[START OF Recorded data]

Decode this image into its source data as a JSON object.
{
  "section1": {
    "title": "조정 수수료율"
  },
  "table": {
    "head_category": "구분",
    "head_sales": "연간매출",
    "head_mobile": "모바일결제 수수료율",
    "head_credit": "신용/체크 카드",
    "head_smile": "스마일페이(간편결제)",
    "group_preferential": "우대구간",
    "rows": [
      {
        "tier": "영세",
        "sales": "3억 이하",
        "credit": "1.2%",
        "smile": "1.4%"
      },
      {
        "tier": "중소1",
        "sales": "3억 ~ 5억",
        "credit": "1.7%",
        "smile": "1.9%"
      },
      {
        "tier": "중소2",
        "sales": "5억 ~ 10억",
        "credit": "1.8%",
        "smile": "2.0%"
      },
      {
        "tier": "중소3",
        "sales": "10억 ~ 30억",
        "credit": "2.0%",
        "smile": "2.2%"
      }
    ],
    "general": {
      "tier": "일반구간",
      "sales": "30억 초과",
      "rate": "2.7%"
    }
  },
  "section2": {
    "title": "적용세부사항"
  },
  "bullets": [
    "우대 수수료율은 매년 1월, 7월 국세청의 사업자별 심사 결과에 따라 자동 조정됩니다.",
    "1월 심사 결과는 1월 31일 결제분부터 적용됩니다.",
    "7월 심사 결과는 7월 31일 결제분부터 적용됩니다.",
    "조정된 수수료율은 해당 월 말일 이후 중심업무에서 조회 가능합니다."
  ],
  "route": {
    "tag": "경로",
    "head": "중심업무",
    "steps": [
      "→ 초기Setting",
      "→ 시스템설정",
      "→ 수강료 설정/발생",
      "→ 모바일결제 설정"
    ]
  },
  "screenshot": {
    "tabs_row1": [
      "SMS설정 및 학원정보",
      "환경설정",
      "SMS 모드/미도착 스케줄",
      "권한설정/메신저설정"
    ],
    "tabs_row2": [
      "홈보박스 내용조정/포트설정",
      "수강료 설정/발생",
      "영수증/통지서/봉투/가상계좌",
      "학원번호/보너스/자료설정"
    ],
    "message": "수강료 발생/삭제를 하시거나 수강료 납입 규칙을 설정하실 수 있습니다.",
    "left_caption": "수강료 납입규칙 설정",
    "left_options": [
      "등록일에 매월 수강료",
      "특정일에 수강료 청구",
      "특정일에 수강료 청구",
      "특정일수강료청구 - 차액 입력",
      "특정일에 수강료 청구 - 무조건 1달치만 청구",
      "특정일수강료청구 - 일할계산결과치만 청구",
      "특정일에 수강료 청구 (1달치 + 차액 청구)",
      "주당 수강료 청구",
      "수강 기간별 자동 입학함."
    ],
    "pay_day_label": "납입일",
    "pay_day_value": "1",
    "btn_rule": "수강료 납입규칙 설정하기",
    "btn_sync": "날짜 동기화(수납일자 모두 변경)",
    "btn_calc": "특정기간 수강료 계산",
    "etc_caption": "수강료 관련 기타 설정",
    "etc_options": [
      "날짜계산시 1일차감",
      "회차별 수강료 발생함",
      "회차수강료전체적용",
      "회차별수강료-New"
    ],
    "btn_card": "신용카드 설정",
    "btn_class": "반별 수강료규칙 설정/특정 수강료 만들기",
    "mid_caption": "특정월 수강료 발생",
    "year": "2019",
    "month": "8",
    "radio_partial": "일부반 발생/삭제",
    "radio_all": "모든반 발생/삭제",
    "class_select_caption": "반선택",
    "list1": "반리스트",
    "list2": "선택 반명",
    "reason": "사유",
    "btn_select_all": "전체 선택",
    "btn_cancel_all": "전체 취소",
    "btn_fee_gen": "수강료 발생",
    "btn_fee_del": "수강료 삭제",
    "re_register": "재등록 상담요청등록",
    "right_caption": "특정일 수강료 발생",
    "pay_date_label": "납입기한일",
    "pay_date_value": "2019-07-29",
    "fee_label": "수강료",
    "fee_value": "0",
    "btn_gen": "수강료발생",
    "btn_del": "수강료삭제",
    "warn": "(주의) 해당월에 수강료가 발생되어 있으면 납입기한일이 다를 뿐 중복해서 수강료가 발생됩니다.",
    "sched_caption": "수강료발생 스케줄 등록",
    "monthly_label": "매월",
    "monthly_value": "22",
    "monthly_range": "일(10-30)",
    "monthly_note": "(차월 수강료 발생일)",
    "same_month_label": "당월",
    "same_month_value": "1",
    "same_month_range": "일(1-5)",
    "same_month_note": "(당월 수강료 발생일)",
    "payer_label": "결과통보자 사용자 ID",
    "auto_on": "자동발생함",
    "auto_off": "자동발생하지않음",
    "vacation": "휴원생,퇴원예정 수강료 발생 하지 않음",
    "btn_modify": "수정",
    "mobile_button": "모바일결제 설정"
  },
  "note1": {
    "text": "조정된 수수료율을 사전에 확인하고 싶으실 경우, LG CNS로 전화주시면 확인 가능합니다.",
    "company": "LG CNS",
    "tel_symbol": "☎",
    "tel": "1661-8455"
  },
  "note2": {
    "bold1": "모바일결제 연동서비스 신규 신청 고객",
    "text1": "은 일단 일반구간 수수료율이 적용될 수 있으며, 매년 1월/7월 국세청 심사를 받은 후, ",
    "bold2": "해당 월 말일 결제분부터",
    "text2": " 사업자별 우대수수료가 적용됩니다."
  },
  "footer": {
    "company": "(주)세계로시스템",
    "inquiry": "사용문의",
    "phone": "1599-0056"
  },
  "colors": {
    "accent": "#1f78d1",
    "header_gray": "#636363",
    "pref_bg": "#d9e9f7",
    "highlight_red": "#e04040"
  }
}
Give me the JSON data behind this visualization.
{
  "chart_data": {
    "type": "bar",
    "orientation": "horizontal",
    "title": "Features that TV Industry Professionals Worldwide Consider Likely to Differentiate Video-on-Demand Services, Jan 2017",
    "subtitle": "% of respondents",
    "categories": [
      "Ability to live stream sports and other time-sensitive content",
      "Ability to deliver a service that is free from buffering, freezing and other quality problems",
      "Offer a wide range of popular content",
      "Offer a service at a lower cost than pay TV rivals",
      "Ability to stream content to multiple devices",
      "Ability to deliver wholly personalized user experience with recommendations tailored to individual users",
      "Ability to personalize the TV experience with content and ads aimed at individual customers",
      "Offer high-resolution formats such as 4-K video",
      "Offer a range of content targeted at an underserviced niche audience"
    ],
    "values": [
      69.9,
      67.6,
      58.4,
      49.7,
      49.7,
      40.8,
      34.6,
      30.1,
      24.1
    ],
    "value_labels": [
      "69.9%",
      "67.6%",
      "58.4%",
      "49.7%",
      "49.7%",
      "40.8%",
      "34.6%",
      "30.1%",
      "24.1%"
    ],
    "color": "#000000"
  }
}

[END OF Recorded data]

# Problem requirements
Copy each line of the data above without altering a single character.

# Finished exercise
Decode this image into its source data as a JSON object.
{
  "section1": {
    "title": "조정 수수료율"
  },
  "table": {
    "head_category": "구분",
    "head_sales": "연간매출",
    "head_mobile": "모바일결제 수수료율",
    "head_credit": "신용/체크 카드",
    "head_smile": "스마일페이(간편결제)",
    "group_preferential": "우대구간",
    "rows": [
      {
        "tier": "영세",
        "sales": "3억 이하",
        "credit": "1.2%",
        "smile": "1.4%"
      },
      {
        "tier": "중소1",
        "sales": "3억 ~ 5억",
        "credit": "1.7%",
        "smile": "1.9%"
      },
      {
        "tier": "중소2",
        "sales": "5억 ~ 10억",
        "credit": "1.8%",
        "smile": "2.0%"
      },
      {
        "tier": "중소3",
        "sales": "10억 ~ 30억",
        "credit": "2.0%",
        "smile": "2.2%"
      }
    ],
    "general": {
      "tier": "일반구간",
      "sales": "30억 초과",
      "rate": "2.7%"
    }
  },
  "section2": {
    "title": "적용세부사항"
  },
  "bullets": [
    "우대 수수료율은 매년 1월, 7월 국세청의 사업자별 심사 결과에 따라 자동 조정됩니다.",
    "1월 심사 결과는 1월 31일 결제분부터 적용됩니다.",
    "7월 심사 결과는 7월 31일 결제분부터 적용됩니다.",
    "조정된 수수료율은 해당 월 말일 이후 중심업무에서 조회 가능합니다."
  ],
  "route": {
    "tag": "경로",
    "head": "중심업무",
    "steps": [
      "→ 초기Setting",
      "→ 시스템설정",
      "→ 수강료 설정/발생",
      "→ 모바일결제 설정"
    ]
  },
  "screenshot": {
    "tabs_row1": [
      "SMS설정 및 학원정보",
      "환경설정",
      "SMS 모드/미도착 스케줄",
      "권한설정/메신저설정"
    ],
    "tabs_row2": [
      "홈보박스 내용조정/포트설정",
      "수강료 설정/발생",
      "영수증/통지서/봉투/가상계좌",
      "학원번호/보너스/자료설정"
    ],
    "message": "수강료 발생/삭제를 하시거나 수강료 납입 규칙을 설정하실 수 있습니다.",
    "left_caption": "수강료 납입규칙 설정",
    "left_options": [
      "등록일에 매월 수강료",
      "특정일에 수강료 청구",
      "특정일에 수강료 청구",
      "특정일수강료청구 - 차액 입력",
      "특정일에 수강료 청구 - 무조건 1달치만 청구",
      "특정일수강료청구 - 일할계산결과치만 청구",
      "특정일에 수강료 청구 (1달치 + 차액 청구)",
      "주당 수강료 청구",
      "수강 기간별 자동 입학함."
    ],
    "pay_day_label": "납입일",
    "pay_day_value": "1",
    "btn_rule": "수강료 납입규칙 설정하기",
    "btn_sync": "날짜 동기화(수납일자 모두 변경)",
    "btn_calc": "특정기간 수강료 계산",
    "etc_caption": "수강료 관련 기타 설정",
    "etc_options": [
      "날짜계산시 1일차감",
      "회차별 수강료 발생함",
      "회차수강료전체적용",
      "회차별수강료-New"
    ],
    "btn_card": "신용카드 설정",
    "btn_class": "반별 수강료규칙 설정/특정 수강료 만들기",
    "mid_caption": "특정월 수강료 발생",
    "year": "2019",
    "month": "8",
    "radio_partial": "일부반 발생/삭제",
    "radio_all": "모든반 발생/삭제",
    "class_select_caption": "반선택",
    "list1": "반리스트",
    "list2": "선택 반명",
    "reason": "사유",
    "btn_select_all": "전체 선택",
    "btn_cancel_all": "전체 취소",
    "btn_fee_gen": "수강료 발생",
    "btn_fee_del": "수강료 삭제",
    "re_register": "재등록 상담요청등록",
    "right_caption": "특정일 수강료 발생",
    "pay_date_label": "납입기한일",
    "pay_date_value": "2019-07-29",
    "fee_label": "수강료",
    "fee_value": "0",
    "btn_gen": "수강료발생",
    "btn_del": "수강료삭제",
    "warn": "(주의) 해당월에 수강료가 발생되어 있으면 납입기한일이 다를 뿐 중복해서 수강료가 발생됩니다.",
    "sched_caption": "수강료발생 스케줄 등록",
    "monthly_label": "매월",
    "monthly_value": "22",
    "monthly_range": "일(10-30)",
    "monthly_note": "(차월 수강료 발생일)",
    "same_month_label": "당월",
    "same_month_value": "1",
    "same_month_range": "일(1-5)",
    "same_month_note": "(당월 수강료 발생일)",
    "payer_label": "결과통보자 사용자 ID",
    "auto_on": "자동발생함",
    "auto_off": "자동발생하지않음",
    "vacation": "휴원생,퇴원예정 수강료 발생 하지 않음",
    "btn_modify": "수정",
    "mobile_button": "모바일결제 설정"
  },
  "note1": {
    "text": "조정된 수수료율을 사전에 확인하고 싶으실 경우, LG CNS로 전화주시면 확인 가능합니다.",
    "company": "LG CNS",
    "tel_symbol": "☎",
    "tel": "1661-8455"
  },
  "note2": {
    "bold1": "모바일결제 연동서비스 신규 신청 고객",
    "text1": "은 일단 일반구간 수수료율이 적용될 수 있으며, 매년 1월/7월 국세청 심사를 받은 후, ",
    "bold2": "해당 월 말일 결제분부터",
    "text2": " 사업자별 우대수수료가 적용됩니다."
  },
  "footer": {
    "company": "(주)세계로시스템",
    "inquiry": "사용문의",
    "phone": "1599-0056"
  },
  "colors": {
    "accent": "#1f78d1",
    "header_gray": "#636363",
    "pref_bg": "#d9e9f7",
    "highlight_red": "#e04040"
  }
}
Give me the JSON data behind this visualization.
{
  "chart_data": {
    "type": "bar",
    "orientation": "horizontal",
    "title": "Features that TV Industry Professionals Worldwide Consider Likely to Differentiate Video-on-Demand Services, Jan 2017",
    "subtitle": "% of respondents",
    "categories": [
      "Ability to live stream sports and other time-sensitive content",
      "Ability to deliver a service that is free from buffering, freezing and other quality problems",
      "Offer a wide range of popular content",
      "Offer a service at a lower cost than pay TV rivals",
      "Ability to stream content to multiple devices",
      "Ability to deliver wholly personalized user experience with recommendations tailored to individual users",
      "Ability to personalize the TV experience with content and ads aimed at individual customers",
      "Offer high-resolution formats such as 4-K video",
      "Offer a range of content targeted at an underserviced niche audience"
    ],
    "values": [
      69.9,
      67.6,
      58.4,
      49.7,
      49.7,
      40.8,
      34.6,
      30.1,
      24.1
    ],
    "value_labels": [
      "69.9%",
      "67.6%",
      "58.4%",
      "49.7%",
      "49.7%",
      "40.8%",
      "34.6%",
      "30.1%",
      "24.1%"
    ],
    "color": "#000000"
  }
}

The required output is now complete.